WHAT IS BEING ASKED: Set down each entry exactly as given; pictures should not appear in the copy.

Entries taken from a collection:

================

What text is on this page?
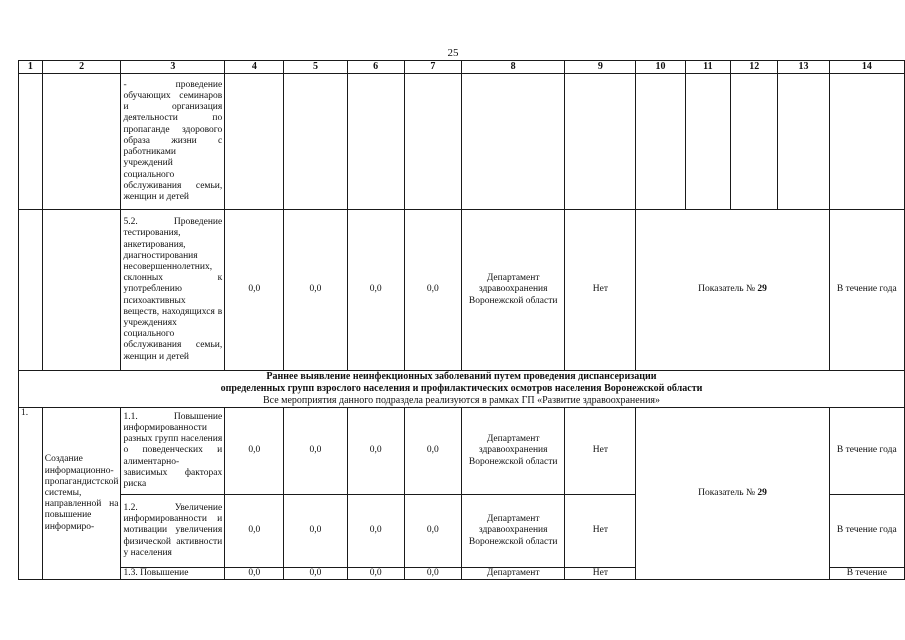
25
1	2	3	4	5	6	7	8	9	10	11	12	13	14
		- проведение обучающих семинаров и организация деятельности по пропаганде здорового образа жизни с работниками учреждений социального обслуживания семьи, женщин и детей											
		5.2. Проведение тестирования, анкетирования, диагностирования несовершеннолетних, склонных к употреблению психоактивных веществ, находящихся в учреждениях социального обслуживания семьи, женщин и детей	0,0	0,0	0,0	0,0	Департамент здравоохранения Воронежской области	Нет	Показатель № 29				В течение года

Раннее выявление неинфекционных заболеваний путем проведения диспансеризации
определенных групп взрослого населения и профилактических осмотров населения Воронежской области
Все мероприятия данного подраздела реализуются в рамках ГП «Развитие здравоохранения»													

1.	Создание информационно-пропагандистской системы, направленной на повышение информиро-	1.1. Повышение информированности разных групп населения о поведенческих и алиментарно-зависимых факторах риска	0,0	0,0	0,0	0,0	Департамент здравоохранения Воронежской области	Нет	Показатель № 29				В течение года
		1.2. Увеличение информированности и мотивации увеличения физической активности у населения	0,0	0,0	0,0	0,0	Департамент здравоохранения Воронежской области	Нет					В течение года
		1.3. Повышение	0,0	0,0	0,0	0,0	Департамент	Нет					В течение
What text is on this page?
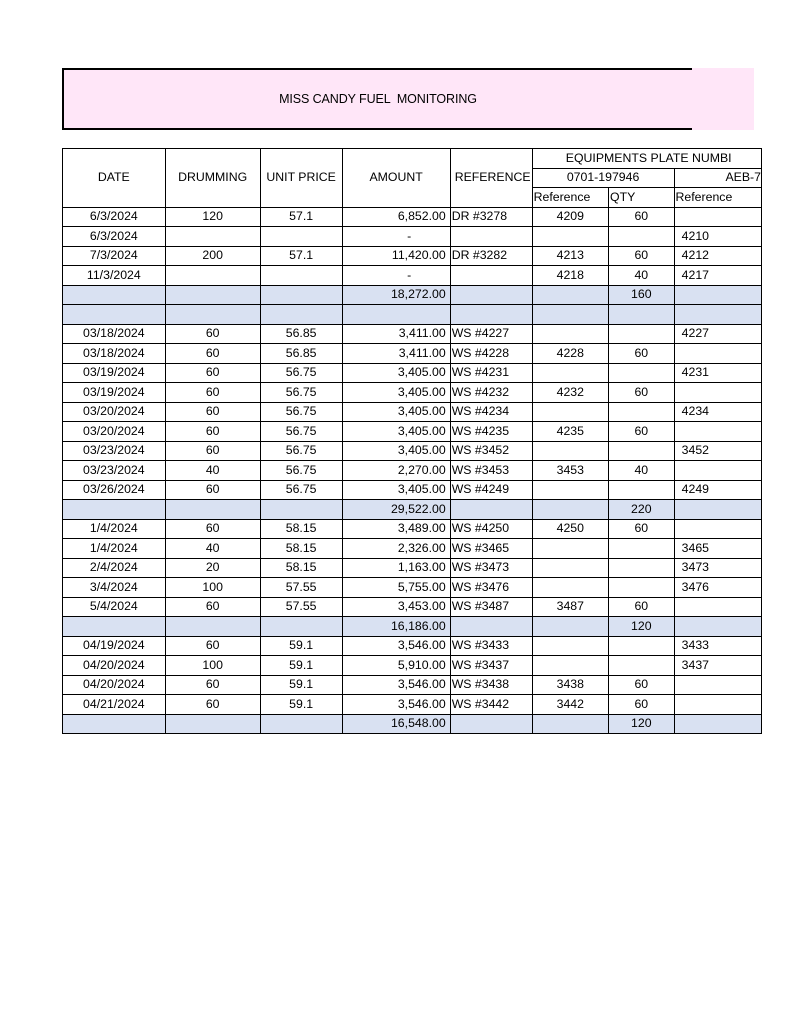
MISS CANDY FUEL  MONITORING
DATE	DRUMMING	UNIT PRICE	AMOUNT	REFERENCE	EQUIPMENTS PLATE NUMBI		
					0701-197946		AEB-7
					Reference	QTY	Reference
6/3/2024	120	57.1	6,852.00	DR #3278	4209	60	
6/3/2024			-				4210
7/3/2024	200	57.1	11,420.00	DR #3282	4213	60	4212
11/3/2024			-		4218	40	4217
			18,272.00			160	

03/18/2024	60	56.85	3,411.00	WS #4227			4227
03/18/2024	60	56.85	3,411.00	WS #4228	4228	60	
03/19/2024	60	56.75	3,405.00	WS #4231			4231
03/19/2024	60	56.75	3,405.00	WS #4232	4232	60	
03/20/2024	60	56.75	3,405.00	WS #4234			4234
03/20/2024	60	56.75	3,405.00	WS #4235	4235	60	
03/23/2024	60	56.75	3,405.00	WS #3452			3452
03/23/2024	40	56.75	2,270.00	WS #3453	3453	40	
03/26/2024	60	56.75	3,405.00	WS #4249			4249
			29,522.00			220	
1/4/2024	60	58.15	3,489.00	WS #4250	4250	60	
1/4/2024	40	58.15	2,326.00	WS #3465			3465
2/4/2024	20	58.15	1,163.00	WS #3473			3473
3/4/2024	100	57.55	5,755.00	WS #3476			3476
5/4/2024	60	57.55	3,453.00	WS #3487	3487	60	
			16,186.00			120	
04/19/2024	60	59.1	3,546.00	WS #3433			3433
04/20/2024	100	59.1	5,910.00	WS #3437			3437
04/20/2024	60	59.1	3,546.00	WS #3438	3438	60	
04/21/2024	60	59.1	3,546.00	WS #3442	3442	60	
			16,548.00			120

================

THE REPLY:
What text is on this page?
25
1	2	3	4	5	6	7	8	9	10	11	12	13	14
		- проведение обучающих семинаров и организация деятельности по пропаганде здорового образа жизни с работниками учреждений социального обслуживания семьи, женщин и детей											
		5.2. Проведение тестирования, анкетирования, диагностирования несовершеннолетних, склонных к употреблению психоактивных веществ, находящихся в учреждениях социального обслуживания семьи, женщин и детей	0,0	0,0	0,0	0,0	Департамент здравоохранения Воронежской области	Нет	Показатель № 29				В течение года

Раннее выявление неинфекционных заболеваний путем проведения диспансеризации
определенных групп взрослого населения и профилактических осмотров населения Воронежской области
Все мероприятия данного подраздела реализуются в рамках ГП «Развитие здравоохранения»													

1.	Создание информационно-пропагандистской системы, направленной на повышение информиро-	1.1. Повышение информированности разных групп населения о поведенческих и алиментарно-зависимых факторах риска	0,0	0,0	0,0	0,0	Департамент здравоохранения Воронежской области	Нет	Показатель № 29				В течение года
		1.2. Увеличение информированности и мотивации увеличения физической активности у населения	0,0	0,0	0,0	0,0	Департамент здравоохранения Воронежской области	Нет					В течение года
		1.3. Повышение	0,0	0,0	0,0	0,0	Департамент	Нет					В течение
What text is on this page?
MISS CANDY FUEL  MONITORING
DATE	DRUMMING	UNIT PRICE	AMOUNT	REFERENCE	EQUIPMENTS PLATE NUMBI		
					0701-197946		AEB-7
					Reference	QTY	Reference
6/3/2024	120	57.1	6,852.00	DR #3278	4209	60	
6/3/2024			-				4210
7/3/2024	200	57.1	11,420.00	DR #3282	4213	60	4212
11/3/2024			-		4218	40	4217
			18,272.00			160	

03/18/2024	60	56.85	3,411.00	WS #4227			4227
03/18/2024	60	56.85	3,411.00	WS #4228	4228	60	
03/19/2024	60	56.75	3,405.00	WS #4231			4231
03/19/2024	60	56.75	3,405.00	WS #4232	4232	60	
03/20/2024	60	56.75	3,405.00	WS #4234			4234
03/20/2024	60	56.75	3,405.00	WS #4235	4235	60	
03/23/2024	60	56.75	3,405.00	WS #3452			3452
03/23/2024	40	56.75	2,270.00	WS #3453	3453	40	
03/26/2024	60	56.75	3,405.00	WS #4249			4249
			29,522.00			220	
1/4/2024	60	58.15	3,489.00	WS #4250	4250	60	
1/4/2024	40	58.15	2,326.00	WS #3465			3465
2/4/2024	20	58.15	1,163.00	WS #3473			3473
3/4/2024	100	57.55	5,755.00	WS #3476			3476
5/4/2024	60	57.55	3,453.00	WS #3487	3487	60	
			16,186.00			120	
04/19/2024	60	59.1	3,546.00	WS #3433			3433
04/20/2024	100	59.1	5,910.00	WS #3437			3437
04/20/2024	60	59.1	3,546.00	WS #3438	3438	60	
04/21/2024	60	59.1	3,546.00	WS #3442	3442	60	
			16,548.00			120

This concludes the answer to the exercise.